======== Material shown
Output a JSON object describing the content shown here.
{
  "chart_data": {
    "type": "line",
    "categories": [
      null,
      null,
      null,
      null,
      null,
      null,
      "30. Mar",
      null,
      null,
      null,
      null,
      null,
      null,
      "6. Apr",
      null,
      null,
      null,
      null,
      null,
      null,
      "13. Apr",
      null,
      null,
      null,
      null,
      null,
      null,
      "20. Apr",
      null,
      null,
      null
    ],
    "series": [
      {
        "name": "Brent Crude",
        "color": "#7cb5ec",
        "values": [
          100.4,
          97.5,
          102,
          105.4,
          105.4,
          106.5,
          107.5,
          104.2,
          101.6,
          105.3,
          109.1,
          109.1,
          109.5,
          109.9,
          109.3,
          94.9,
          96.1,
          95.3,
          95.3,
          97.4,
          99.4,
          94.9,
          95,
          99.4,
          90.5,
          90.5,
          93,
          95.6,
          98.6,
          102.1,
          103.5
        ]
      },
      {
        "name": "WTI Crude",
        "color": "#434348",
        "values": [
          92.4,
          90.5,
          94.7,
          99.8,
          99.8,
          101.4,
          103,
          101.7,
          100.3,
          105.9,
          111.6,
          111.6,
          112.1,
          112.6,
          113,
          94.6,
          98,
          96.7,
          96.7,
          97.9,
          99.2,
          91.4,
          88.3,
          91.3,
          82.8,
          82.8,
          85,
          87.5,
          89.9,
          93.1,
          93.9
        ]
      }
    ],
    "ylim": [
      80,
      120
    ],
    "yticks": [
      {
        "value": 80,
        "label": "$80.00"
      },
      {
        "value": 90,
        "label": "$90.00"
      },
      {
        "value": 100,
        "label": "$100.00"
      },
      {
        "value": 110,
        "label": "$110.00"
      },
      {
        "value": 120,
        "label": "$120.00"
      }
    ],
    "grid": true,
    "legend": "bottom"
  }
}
================
======== Material shown
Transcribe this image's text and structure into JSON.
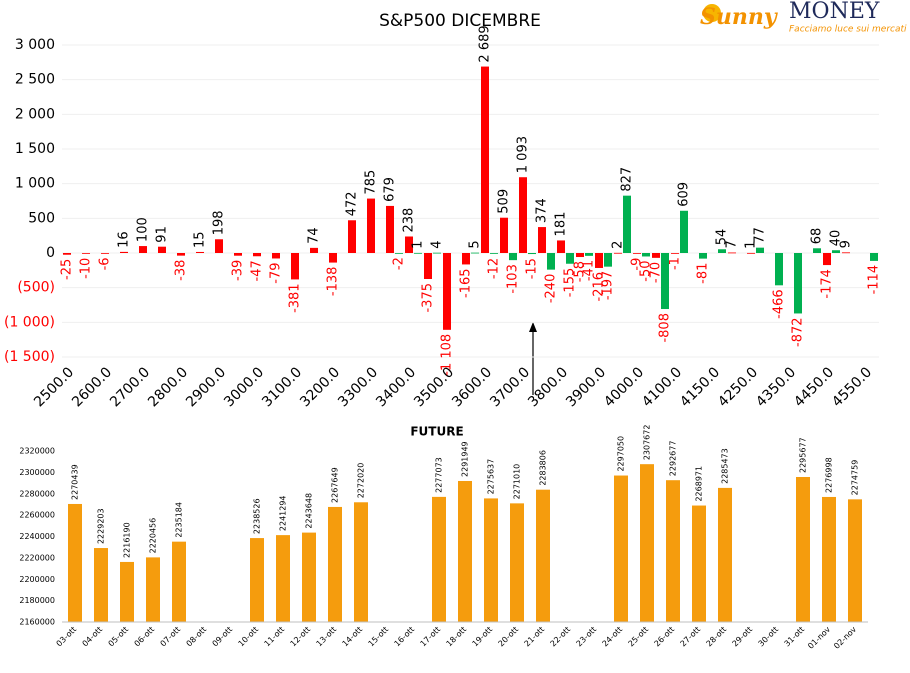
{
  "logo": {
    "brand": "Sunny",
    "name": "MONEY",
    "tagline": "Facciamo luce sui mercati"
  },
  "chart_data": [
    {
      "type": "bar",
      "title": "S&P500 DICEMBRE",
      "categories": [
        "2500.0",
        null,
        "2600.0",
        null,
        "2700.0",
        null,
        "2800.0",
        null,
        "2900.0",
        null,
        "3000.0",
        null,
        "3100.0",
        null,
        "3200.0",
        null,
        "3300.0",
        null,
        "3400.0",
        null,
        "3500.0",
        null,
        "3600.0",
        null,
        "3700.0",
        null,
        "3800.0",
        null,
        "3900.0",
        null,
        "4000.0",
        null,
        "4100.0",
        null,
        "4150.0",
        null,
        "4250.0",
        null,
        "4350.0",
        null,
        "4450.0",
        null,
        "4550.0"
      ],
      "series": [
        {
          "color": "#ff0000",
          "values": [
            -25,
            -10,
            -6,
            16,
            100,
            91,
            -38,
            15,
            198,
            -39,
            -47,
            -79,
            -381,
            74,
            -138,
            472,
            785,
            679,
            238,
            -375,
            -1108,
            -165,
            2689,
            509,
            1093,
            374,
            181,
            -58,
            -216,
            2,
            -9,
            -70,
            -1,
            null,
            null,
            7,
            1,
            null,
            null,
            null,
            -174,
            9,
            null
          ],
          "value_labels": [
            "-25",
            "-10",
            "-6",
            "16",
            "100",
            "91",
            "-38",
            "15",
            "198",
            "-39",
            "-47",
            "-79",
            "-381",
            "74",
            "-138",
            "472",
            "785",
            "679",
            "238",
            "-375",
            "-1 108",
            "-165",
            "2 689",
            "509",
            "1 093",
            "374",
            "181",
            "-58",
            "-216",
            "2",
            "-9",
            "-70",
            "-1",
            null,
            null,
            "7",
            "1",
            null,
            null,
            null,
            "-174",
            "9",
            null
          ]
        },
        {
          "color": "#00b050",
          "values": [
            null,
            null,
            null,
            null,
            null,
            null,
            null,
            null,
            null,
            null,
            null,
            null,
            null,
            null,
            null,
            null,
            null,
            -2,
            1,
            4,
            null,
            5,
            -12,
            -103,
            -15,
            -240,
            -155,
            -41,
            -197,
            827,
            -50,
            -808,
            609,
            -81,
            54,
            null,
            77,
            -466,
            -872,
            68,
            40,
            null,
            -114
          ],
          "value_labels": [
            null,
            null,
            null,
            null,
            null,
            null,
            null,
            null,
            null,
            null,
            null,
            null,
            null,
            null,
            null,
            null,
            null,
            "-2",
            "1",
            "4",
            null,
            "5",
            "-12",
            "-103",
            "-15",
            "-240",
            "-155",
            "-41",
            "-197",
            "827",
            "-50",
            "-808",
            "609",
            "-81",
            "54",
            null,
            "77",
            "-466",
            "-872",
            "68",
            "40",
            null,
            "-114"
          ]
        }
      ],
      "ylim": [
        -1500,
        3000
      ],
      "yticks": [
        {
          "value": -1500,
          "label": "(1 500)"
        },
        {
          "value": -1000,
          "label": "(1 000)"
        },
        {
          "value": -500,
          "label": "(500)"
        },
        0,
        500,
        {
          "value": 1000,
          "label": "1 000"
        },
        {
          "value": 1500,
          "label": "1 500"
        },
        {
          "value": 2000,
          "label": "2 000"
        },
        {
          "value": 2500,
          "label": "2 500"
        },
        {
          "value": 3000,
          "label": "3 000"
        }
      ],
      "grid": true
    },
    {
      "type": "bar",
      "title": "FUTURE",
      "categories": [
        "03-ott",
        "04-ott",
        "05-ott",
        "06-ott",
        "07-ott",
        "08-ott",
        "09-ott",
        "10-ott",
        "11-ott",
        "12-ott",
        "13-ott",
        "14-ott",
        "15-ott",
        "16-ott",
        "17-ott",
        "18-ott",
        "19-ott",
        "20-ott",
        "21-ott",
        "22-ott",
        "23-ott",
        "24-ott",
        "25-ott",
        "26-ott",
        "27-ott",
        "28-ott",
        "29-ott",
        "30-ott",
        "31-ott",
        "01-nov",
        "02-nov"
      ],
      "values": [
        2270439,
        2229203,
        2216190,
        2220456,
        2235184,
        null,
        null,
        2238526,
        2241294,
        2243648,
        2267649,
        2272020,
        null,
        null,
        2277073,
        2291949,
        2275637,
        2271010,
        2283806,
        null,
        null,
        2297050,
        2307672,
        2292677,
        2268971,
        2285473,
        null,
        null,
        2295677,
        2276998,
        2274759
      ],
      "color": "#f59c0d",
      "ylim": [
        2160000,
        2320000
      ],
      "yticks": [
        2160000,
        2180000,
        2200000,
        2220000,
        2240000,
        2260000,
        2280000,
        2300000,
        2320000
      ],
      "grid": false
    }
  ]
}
================
======== Material shown
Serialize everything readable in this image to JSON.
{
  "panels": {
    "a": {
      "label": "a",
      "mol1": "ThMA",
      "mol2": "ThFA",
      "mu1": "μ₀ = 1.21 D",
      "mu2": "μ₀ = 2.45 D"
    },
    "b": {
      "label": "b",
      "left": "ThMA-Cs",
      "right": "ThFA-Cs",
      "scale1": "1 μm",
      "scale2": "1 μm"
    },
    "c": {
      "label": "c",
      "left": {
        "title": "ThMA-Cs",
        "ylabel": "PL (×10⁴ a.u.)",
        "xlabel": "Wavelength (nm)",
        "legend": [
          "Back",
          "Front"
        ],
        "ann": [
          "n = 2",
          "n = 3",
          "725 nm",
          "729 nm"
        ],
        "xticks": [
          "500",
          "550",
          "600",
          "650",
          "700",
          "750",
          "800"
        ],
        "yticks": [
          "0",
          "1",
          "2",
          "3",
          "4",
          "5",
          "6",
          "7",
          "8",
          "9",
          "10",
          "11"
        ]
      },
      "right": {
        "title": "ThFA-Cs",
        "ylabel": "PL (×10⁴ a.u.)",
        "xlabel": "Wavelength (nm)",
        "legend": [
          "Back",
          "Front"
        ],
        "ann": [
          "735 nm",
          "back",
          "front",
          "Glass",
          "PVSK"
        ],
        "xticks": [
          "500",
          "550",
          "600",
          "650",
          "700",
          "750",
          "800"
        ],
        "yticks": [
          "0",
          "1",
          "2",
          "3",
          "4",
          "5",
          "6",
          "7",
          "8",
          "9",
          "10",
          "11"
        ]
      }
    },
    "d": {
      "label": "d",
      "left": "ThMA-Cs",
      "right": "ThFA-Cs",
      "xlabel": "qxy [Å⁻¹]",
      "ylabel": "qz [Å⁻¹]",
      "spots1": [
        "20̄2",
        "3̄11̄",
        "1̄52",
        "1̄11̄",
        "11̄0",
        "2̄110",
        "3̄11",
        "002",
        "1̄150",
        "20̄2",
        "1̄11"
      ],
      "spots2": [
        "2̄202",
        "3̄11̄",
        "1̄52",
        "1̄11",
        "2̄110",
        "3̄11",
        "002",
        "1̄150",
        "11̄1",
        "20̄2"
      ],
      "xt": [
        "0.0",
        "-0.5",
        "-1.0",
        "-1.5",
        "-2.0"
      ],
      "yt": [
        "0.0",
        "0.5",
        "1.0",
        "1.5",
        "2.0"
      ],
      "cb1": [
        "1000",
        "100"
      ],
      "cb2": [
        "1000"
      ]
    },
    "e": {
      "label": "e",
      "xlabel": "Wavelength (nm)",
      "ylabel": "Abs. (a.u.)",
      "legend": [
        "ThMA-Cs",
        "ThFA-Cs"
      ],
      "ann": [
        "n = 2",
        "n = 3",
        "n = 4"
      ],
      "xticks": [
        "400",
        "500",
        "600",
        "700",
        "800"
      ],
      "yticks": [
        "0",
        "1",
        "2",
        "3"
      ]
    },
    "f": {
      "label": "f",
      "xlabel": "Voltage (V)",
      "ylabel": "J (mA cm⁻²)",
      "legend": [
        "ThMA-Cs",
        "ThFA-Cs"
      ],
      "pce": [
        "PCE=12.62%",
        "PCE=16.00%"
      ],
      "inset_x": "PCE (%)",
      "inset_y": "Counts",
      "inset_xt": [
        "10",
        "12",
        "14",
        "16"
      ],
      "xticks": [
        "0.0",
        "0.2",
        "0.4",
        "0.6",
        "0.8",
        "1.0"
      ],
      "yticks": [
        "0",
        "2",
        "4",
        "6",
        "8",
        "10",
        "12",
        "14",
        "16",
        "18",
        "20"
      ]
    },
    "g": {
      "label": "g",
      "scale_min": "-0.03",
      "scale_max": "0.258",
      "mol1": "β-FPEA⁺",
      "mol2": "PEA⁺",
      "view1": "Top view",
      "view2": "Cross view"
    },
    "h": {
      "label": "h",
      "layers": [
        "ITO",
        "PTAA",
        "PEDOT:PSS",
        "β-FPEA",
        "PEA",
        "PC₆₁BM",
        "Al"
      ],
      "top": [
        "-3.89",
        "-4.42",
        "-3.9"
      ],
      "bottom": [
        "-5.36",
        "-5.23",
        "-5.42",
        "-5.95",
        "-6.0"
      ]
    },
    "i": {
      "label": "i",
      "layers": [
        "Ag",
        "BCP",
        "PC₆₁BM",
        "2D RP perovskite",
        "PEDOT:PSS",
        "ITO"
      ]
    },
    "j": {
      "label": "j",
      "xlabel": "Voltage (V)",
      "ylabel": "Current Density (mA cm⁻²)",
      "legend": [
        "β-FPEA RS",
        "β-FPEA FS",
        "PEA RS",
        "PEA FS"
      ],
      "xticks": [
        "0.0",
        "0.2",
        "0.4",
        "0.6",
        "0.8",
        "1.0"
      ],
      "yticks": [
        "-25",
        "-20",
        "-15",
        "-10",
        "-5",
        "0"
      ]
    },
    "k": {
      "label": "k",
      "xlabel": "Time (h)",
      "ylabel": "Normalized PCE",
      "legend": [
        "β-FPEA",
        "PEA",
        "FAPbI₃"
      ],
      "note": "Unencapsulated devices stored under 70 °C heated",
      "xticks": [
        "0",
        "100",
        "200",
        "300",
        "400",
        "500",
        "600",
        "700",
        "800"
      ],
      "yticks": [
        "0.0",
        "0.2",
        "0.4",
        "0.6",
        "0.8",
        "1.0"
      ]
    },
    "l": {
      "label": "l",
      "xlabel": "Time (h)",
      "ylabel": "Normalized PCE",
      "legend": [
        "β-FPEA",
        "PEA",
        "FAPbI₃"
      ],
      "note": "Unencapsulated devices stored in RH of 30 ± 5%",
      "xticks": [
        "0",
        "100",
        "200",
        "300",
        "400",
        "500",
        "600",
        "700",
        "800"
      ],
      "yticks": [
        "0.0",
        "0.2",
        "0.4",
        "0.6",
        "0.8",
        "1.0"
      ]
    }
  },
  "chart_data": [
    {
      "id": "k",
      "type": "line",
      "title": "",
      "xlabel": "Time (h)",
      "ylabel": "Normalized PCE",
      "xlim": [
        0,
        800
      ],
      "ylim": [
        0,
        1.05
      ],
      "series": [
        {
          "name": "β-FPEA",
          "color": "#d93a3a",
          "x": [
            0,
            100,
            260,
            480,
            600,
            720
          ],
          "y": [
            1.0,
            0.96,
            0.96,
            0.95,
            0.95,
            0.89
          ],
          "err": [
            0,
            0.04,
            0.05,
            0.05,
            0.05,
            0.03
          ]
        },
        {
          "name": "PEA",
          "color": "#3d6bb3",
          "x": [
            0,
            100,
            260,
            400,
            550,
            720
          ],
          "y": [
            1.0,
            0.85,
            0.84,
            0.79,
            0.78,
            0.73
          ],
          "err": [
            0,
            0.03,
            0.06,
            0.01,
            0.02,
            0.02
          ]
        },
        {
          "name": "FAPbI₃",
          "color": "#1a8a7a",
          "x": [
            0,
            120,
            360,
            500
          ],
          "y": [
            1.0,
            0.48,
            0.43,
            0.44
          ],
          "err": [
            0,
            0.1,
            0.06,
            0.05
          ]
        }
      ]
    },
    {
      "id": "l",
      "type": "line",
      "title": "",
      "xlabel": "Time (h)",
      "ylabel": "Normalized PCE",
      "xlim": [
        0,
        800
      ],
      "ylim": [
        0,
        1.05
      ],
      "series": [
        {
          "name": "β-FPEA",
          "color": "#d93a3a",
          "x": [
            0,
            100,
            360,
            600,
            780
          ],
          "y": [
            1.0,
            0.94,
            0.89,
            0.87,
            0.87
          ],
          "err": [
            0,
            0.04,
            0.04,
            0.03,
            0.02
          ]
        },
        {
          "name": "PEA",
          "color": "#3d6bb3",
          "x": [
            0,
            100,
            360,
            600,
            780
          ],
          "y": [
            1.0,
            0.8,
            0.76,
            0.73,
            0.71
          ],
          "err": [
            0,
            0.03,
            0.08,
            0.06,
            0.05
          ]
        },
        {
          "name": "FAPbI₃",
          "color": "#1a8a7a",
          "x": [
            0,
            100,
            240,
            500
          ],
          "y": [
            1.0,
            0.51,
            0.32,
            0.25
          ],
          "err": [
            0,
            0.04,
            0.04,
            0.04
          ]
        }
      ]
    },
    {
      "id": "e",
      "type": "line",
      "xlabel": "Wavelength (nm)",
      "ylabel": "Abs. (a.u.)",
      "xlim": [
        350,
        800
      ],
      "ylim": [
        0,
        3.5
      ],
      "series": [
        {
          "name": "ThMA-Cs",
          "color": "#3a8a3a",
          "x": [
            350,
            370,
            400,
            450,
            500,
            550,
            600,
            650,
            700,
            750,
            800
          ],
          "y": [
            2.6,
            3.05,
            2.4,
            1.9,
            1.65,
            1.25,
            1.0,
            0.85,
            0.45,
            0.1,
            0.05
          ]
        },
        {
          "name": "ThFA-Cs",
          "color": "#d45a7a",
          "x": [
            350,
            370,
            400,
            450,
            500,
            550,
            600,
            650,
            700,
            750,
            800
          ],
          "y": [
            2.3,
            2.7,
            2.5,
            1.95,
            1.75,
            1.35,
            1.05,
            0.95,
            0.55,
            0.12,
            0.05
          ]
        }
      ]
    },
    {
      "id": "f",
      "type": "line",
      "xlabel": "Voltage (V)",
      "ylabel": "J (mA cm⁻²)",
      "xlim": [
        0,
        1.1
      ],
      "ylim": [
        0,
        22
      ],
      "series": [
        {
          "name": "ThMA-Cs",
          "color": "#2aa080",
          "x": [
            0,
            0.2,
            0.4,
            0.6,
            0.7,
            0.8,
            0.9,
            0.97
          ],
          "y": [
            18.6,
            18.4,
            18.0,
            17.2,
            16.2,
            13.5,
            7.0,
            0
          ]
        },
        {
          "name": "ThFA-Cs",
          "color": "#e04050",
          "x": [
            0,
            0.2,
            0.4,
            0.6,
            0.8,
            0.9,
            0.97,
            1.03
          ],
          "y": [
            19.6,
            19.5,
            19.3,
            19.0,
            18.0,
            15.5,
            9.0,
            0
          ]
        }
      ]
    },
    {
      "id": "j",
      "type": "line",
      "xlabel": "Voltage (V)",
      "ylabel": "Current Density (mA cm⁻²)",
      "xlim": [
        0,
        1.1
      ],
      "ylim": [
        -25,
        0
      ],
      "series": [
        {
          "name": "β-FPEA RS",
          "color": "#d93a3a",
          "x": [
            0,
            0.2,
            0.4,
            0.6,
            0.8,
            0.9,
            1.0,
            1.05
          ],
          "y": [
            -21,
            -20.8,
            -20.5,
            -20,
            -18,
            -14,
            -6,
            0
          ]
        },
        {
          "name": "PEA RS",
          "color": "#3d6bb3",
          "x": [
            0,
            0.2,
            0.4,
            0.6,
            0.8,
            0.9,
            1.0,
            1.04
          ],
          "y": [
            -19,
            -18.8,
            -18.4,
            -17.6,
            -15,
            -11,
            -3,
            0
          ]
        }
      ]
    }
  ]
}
================
## Aim
Copy every line that includes the string "stored" from the material above.

## Result of the exercise
      "note": "Unencapsulated devices stored under 70 °C heated",
      "note": "Unencapsulated devices stored in RH of 30 ± 5%",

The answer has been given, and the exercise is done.